- **Work instructions**: Return the material below in full and exactly.
[start Data to use]
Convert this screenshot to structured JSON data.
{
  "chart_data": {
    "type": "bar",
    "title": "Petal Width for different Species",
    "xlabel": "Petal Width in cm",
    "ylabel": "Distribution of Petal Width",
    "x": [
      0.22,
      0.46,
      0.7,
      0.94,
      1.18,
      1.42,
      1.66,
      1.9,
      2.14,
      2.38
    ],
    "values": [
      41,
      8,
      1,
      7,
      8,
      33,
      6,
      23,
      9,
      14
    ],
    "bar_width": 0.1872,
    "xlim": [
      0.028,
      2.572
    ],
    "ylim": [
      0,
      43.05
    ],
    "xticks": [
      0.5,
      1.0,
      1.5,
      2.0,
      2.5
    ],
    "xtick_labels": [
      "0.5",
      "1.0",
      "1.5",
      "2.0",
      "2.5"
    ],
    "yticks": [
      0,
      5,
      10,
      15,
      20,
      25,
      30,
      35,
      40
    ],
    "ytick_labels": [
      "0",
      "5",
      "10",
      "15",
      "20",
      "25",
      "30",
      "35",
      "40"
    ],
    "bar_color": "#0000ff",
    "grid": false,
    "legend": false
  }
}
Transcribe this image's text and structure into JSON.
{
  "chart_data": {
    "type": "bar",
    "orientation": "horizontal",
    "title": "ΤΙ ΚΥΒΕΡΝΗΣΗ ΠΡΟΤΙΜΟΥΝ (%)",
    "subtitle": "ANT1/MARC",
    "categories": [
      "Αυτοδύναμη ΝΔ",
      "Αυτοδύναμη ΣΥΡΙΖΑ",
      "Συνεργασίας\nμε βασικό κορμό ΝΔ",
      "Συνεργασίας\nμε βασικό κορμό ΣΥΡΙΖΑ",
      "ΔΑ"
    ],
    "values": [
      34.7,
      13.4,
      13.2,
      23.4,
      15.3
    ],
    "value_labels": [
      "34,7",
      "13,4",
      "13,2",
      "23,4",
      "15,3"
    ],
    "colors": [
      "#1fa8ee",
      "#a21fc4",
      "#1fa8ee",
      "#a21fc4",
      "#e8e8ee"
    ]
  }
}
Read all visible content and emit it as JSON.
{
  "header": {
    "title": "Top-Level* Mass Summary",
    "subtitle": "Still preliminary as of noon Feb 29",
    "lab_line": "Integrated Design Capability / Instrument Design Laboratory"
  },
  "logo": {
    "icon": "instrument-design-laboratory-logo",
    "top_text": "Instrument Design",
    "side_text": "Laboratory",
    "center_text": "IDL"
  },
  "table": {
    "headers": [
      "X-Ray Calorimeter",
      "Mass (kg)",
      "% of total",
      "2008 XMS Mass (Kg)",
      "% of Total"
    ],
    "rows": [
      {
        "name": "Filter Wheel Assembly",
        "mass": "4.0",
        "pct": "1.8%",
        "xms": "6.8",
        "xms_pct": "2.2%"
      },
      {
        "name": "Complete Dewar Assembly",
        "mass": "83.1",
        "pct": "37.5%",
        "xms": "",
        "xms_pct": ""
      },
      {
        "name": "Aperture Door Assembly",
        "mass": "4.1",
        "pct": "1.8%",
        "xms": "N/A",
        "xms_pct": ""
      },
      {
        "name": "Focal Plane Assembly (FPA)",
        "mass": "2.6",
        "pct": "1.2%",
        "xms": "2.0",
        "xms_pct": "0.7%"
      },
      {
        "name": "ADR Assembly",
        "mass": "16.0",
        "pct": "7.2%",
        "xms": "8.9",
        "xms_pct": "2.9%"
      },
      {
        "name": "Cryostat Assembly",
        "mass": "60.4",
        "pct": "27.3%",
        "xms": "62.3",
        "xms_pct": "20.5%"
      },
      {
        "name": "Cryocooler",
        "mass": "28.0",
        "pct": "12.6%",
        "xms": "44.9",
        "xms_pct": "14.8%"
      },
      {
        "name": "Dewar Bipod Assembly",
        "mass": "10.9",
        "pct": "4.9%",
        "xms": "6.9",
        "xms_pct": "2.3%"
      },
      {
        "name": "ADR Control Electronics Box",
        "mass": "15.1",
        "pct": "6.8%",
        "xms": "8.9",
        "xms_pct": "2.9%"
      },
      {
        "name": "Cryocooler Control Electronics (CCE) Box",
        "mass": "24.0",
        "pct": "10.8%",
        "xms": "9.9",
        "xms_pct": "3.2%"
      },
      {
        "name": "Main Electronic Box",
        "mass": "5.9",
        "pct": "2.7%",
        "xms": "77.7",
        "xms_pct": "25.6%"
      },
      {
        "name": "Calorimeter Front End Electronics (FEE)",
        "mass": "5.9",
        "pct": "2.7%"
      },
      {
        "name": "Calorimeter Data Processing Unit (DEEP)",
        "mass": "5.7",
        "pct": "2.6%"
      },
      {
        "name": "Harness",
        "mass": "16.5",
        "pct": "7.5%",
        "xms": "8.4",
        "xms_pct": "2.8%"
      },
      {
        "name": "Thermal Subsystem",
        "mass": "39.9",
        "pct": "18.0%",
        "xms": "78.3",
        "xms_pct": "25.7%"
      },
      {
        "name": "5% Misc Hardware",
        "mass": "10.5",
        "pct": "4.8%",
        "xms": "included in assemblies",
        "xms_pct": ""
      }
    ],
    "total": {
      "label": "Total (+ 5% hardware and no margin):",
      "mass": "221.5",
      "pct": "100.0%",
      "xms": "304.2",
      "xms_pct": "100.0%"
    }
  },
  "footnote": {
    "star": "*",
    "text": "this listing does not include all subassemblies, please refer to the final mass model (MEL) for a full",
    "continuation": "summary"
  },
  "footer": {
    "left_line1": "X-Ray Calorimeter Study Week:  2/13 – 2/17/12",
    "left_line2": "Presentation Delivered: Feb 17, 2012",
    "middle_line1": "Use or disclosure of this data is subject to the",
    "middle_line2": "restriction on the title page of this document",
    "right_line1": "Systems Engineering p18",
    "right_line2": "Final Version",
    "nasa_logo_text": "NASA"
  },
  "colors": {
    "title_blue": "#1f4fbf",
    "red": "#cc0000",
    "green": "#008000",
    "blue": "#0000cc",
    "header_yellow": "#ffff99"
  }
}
[end Data to use]
- **Result of this exercise**:
Convert this screenshot to structured JSON data.
{
  "chart_data": {
    "type": "bar",
    "title": "Petal Width for different Species",
    "xlabel": "Petal Width in cm",
    "ylabel": "Distribution of Petal Width",
    "x": [
      0.22,
      0.46,
      0.7,
      0.94,
      1.18,
      1.42,
      1.66,
      1.9,
      2.14,
      2.38
    ],
    "values": [
      41,
      8,
      1,
      7,
      8,
      33,
      6,
      23,
      9,
      14
    ],
    "bar_width": 0.1872,
    "xlim": [
      0.028,
      2.572
    ],
    "ylim": [
      0,
      43.05
    ],
    "xticks": [
      0.5,
      1.0,
      1.5,
      2.0,
      2.5
    ],
    "xtick_labels": [
      "0.5",
      "1.0",
      "1.5",
      "2.0",
      "2.5"
    ],
    "yticks": [
      0,
      5,
      10,
      15,
      20,
      25,
      30,
      35,
      40
    ],
    "ytick_labels": [
      "0",
      "5",
      "10",
      "15",
      "20",
      "25",
      "30",
      "35",
      "40"
    ],
    "bar_color": "#0000ff",
    "grid": false,
    "legend": false
  }
}
Transcribe this image's text and structure into JSON.
{
  "chart_data": {
    "type": "bar",
    "orientation": "horizontal",
    "title": "ΤΙ ΚΥΒΕΡΝΗΣΗ ΠΡΟΤΙΜΟΥΝ (%)",
    "subtitle": "ANT1/MARC",
    "categories": [
      "Αυτοδύναμη ΝΔ",
      "Αυτοδύναμη ΣΥΡΙΖΑ",
      "Συνεργασίας\nμε βασικό κορμό ΝΔ",
      "Συνεργασίας\nμε βασικό κορμό ΣΥΡΙΖΑ",
      "ΔΑ"
    ],
    "values": [
      34.7,
      13.4,
      13.2,
      23.4,
      15.3
    ],
    "value_labels": [
      "34,7",
      "13,4",
      "13,2",
      "23,4",
      "15,3"
    ],
    "colors": [
      "#1fa8ee",
      "#a21fc4",
      "#1fa8ee",
      "#a21fc4",
      "#e8e8ee"
    ]
  }
}
Read all visible content and emit it as JSON.
{
  "header": {
    "title": "Top-Level* Mass Summary",
    "subtitle": "Still preliminary as of noon Feb 29",
    "lab_line": "Integrated Design Capability / Instrument Design Laboratory"
  },
  "logo": {
    "icon": "instrument-design-laboratory-logo",
    "top_text": "Instrument Design",
    "side_text": "Laboratory",
    "center_text": "IDL"
  },
  "table": {
    "headers": [
      "X-Ray Calorimeter",
      "Mass (kg)",
      "% of total",
      "2008 XMS Mass (Kg)",
      "% of Total"
    ],
    "rows": [
      {
        "name": "Filter Wheel Assembly",
        "mass": "4.0",
        "pct": "1.8%",
        "xms": "6.8",
        "xms_pct": "2.2%"
      },
      {
        "name": "Complete Dewar Assembly",
        "mass": "83.1",
        "pct": "37.5%",
        "xms": "",
        "xms_pct": ""
      },
      {
        "name": "Aperture Door Assembly",
        "mass": "4.1",
        "pct": "1.8%",
        "xms": "N/A",
        "xms_pct": ""
      },
      {
        "name": "Focal Plane Assembly (FPA)",
        "mass": "2.6",
        "pct": "1.2%",
        "xms": "2.0",
        "xms_pct": "0.7%"
      },
      {
        "name": "ADR Assembly",
        "mass": "16.0",
        "pct": "7.2%",
        "xms": "8.9",
        "xms_pct": "2.9%"
      },
      {
        "name": "Cryostat Assembly",
        "mass": "60.4",
        "pct": "27.3%",
        "xms": "62.3",
        "xms_pct": "20.5%"
      },
      {
        "name": "Cryocooler",
        "mass": "28.0",
        "pct": "12.6%",
        "xms": "44.9",
        "xms_pct": "14.8%"
      },
      {
        "name": "Dewar Bipod Assembly",
        "mass": "10.9",
        "pct": "4.9%",
        "xms": "6.9",
        "xms_pct": "2.3%"
      },
      {
        "name": "ADR Control Electronics Box",
        "mass": "15.1",
        "pct": "6.8%",
        "xms": "8.9",
        "xms_pct": "2.9%"
      },
      {
        "name": "Cryocooler Control Electronics (CCE) Box",
        "mass": "24.0",
        "pct": "10.8%",
        "xms": "9.9",
        "xms_pct": "3.2%"
      },
      {
        "name": "Main Electronic Box",
        "mass": "5.9",
        "pct": "2.7%",
        "xms": "77.7",
        "xms_pct": "25.6%"
      },
      {
        "name": "Calorimeter Front End Electronics (FEE)",
        "mass": "5.9",
        "pct": "2.7%"
      },
      {
        "name": "Calorimeter Data Processing Unit (DEEP)",
        "mass": "5.7",
        "pct": "2.6%"
      },
      {
        "name": "Harness",
        "mass": "16.5",
        "pct": "7.5%",
        "xms": "8.4",
        "xms_pct": "2.8%"
      },
      {
        "name": "Thermal Subsystem",
        "mass": "39.9",
        "pct": "18.0%",
        "xms": "78.3",
        "xms_pct": "25.7%"
      },
      {
        "name": "5% Misc Hardware",
        "mass": "10.5",
        "pct": "4.8%",
        "xms": "included in assemblies",
        "xms_pct": ""
      }
    ],
    "total": {
      "label": "Total (+ 5% hardware and no margin):",
      "mass": "221.5",
      "pct": "100.0%",
      "xms": "304.2",
      "xms_pct": "100.0%"
    }
  },
  "footnote": {
    "star": "*",
    "text": "this listing does not include all subassemblies, please refer to the final mass model (MEL) for a full",
    "continuation": "summary"
  },
  "footer": {
    "left_line1": "X-Ray Calorimeter Study Week:  2/13 – 2/17/12",
    "left_line2": "Presentation Delivered: Feb 17, 2012",
    "middle_line1": "Use or disclosure of this data is subject to the",
    "middle_line2": "restriction on the title page of this document",
    "right_line1": "Systems Engineering p18",
    "right_line2": "Final Version",
    "nasa_logo_text": "NASA"
  },
  "colors": {
    "title_blue": "#1f4fbf",
    "red": "#cc0000",
    "green": "#008000",
    "blue": "#0000cc",
    "header_yellow": "#ffff99"
  }
}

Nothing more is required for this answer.